### Figure contents as structured data
-- -- --

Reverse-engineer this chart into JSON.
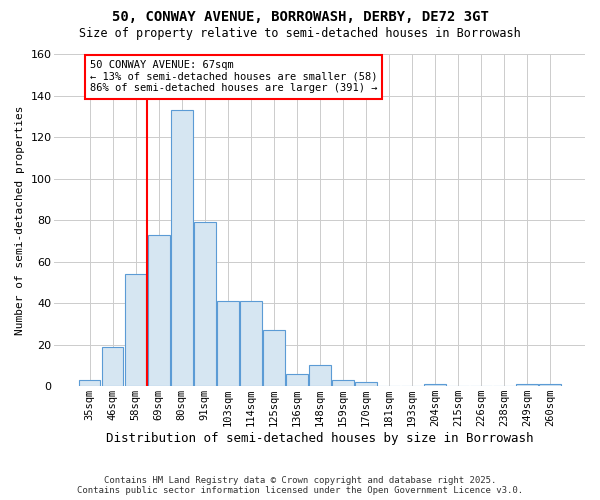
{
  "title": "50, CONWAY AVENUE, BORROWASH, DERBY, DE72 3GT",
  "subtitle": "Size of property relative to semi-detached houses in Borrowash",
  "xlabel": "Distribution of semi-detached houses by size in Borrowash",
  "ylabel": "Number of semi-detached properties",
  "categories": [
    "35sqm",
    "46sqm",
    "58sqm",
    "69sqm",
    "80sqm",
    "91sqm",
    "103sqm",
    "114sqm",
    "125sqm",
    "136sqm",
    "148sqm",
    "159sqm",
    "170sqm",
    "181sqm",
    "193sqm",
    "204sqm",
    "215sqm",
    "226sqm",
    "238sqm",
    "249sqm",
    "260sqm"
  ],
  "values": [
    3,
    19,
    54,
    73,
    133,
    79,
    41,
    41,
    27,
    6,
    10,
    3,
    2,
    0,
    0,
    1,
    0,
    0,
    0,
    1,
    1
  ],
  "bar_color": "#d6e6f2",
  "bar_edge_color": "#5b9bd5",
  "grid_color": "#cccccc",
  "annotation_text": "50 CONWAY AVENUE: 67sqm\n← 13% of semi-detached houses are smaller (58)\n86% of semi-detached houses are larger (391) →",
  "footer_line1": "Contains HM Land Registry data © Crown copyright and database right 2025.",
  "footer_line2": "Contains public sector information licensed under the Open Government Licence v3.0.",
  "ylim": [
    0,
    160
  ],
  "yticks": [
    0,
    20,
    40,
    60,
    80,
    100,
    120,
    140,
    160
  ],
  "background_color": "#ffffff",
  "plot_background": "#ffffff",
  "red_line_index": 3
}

-- -- --

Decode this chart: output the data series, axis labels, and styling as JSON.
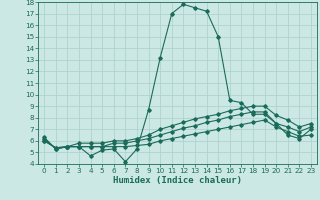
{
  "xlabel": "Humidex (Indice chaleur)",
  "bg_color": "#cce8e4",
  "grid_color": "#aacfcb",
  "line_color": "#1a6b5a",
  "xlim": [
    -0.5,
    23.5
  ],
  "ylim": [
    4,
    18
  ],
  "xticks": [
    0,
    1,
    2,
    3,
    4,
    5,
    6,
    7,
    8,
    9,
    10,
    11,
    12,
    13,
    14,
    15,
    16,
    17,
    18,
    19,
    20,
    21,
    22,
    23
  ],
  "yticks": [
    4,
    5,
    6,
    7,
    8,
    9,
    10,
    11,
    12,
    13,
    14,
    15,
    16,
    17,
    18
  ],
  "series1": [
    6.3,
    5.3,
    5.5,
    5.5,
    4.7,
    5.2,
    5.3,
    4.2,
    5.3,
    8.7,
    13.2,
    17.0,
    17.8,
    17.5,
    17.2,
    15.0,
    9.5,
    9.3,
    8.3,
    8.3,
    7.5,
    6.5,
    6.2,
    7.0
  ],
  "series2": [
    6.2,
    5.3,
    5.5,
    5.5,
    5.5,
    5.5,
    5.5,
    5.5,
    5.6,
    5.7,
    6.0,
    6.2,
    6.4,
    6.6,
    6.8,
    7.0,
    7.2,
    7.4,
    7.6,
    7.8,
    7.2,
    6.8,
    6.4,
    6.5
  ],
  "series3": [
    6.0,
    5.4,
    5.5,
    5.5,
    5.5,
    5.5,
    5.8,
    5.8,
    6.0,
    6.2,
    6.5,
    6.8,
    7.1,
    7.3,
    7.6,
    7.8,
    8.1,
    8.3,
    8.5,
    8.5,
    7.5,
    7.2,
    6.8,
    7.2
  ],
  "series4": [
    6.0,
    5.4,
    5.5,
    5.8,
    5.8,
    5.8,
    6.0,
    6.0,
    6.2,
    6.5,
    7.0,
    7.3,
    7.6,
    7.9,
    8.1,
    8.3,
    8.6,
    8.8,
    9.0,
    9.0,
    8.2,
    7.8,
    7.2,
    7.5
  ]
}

-- -- --

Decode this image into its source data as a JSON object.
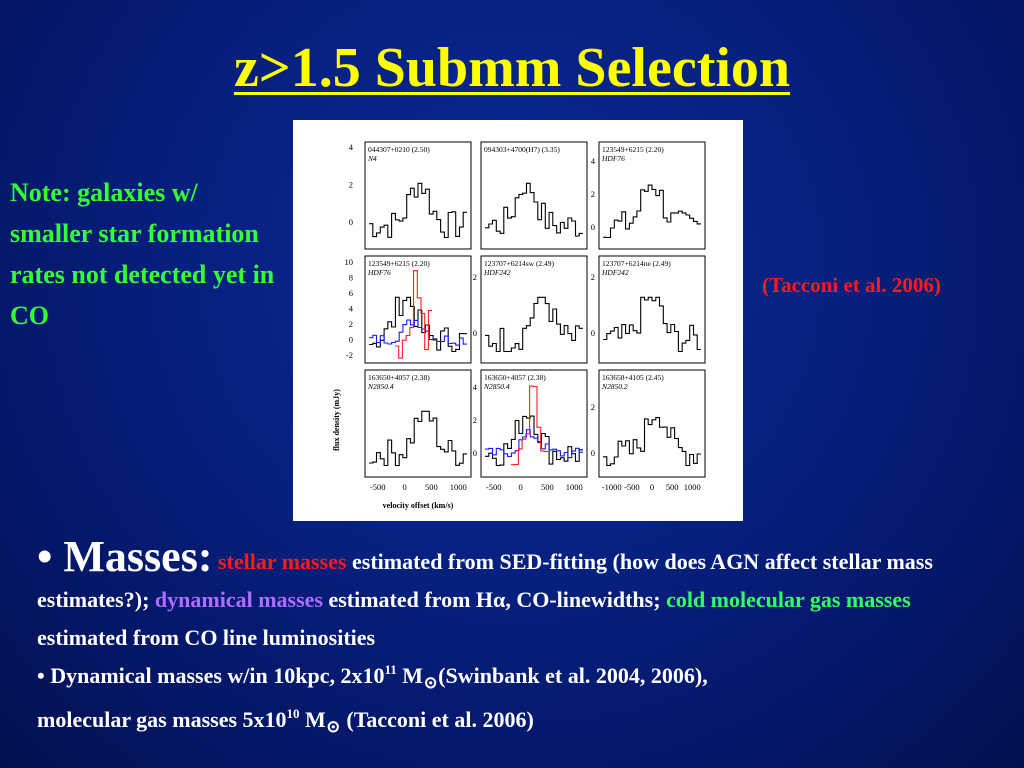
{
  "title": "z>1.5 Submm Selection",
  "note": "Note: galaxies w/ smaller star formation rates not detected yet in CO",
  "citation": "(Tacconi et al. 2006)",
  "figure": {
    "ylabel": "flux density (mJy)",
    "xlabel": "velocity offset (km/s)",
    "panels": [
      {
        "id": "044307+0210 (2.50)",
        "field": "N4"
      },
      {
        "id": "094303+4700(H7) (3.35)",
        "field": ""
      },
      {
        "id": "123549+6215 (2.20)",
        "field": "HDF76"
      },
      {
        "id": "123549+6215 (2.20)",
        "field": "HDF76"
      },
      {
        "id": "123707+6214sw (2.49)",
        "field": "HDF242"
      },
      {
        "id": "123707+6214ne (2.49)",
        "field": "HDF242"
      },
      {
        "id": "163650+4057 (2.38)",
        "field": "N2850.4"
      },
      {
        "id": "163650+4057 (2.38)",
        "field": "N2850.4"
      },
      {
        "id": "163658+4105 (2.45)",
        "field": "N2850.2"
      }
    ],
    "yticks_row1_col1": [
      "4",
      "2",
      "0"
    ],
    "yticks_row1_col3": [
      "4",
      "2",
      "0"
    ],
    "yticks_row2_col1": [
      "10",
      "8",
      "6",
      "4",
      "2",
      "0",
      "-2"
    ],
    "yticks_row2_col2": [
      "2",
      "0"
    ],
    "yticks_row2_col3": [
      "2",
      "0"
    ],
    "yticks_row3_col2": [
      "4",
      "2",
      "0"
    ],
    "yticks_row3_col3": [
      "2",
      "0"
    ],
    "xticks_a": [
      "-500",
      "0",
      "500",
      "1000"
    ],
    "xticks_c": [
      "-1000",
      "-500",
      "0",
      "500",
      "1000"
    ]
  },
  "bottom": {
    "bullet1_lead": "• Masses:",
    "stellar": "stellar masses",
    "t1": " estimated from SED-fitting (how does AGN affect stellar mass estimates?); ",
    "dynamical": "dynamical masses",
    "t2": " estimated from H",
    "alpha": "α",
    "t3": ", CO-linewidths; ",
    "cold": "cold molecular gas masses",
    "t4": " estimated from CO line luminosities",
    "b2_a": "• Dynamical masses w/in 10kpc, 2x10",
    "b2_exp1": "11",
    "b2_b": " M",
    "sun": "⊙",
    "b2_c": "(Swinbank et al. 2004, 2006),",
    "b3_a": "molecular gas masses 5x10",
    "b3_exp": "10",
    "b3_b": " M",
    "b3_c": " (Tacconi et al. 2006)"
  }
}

-- -- --

### Problem to solve
Copy out each line of the entries that holds "chart".

### Solution for this task
Reverse-engineer this chart into JSON.
Decode this chart: output the data series, axis labels, and styling as JSON.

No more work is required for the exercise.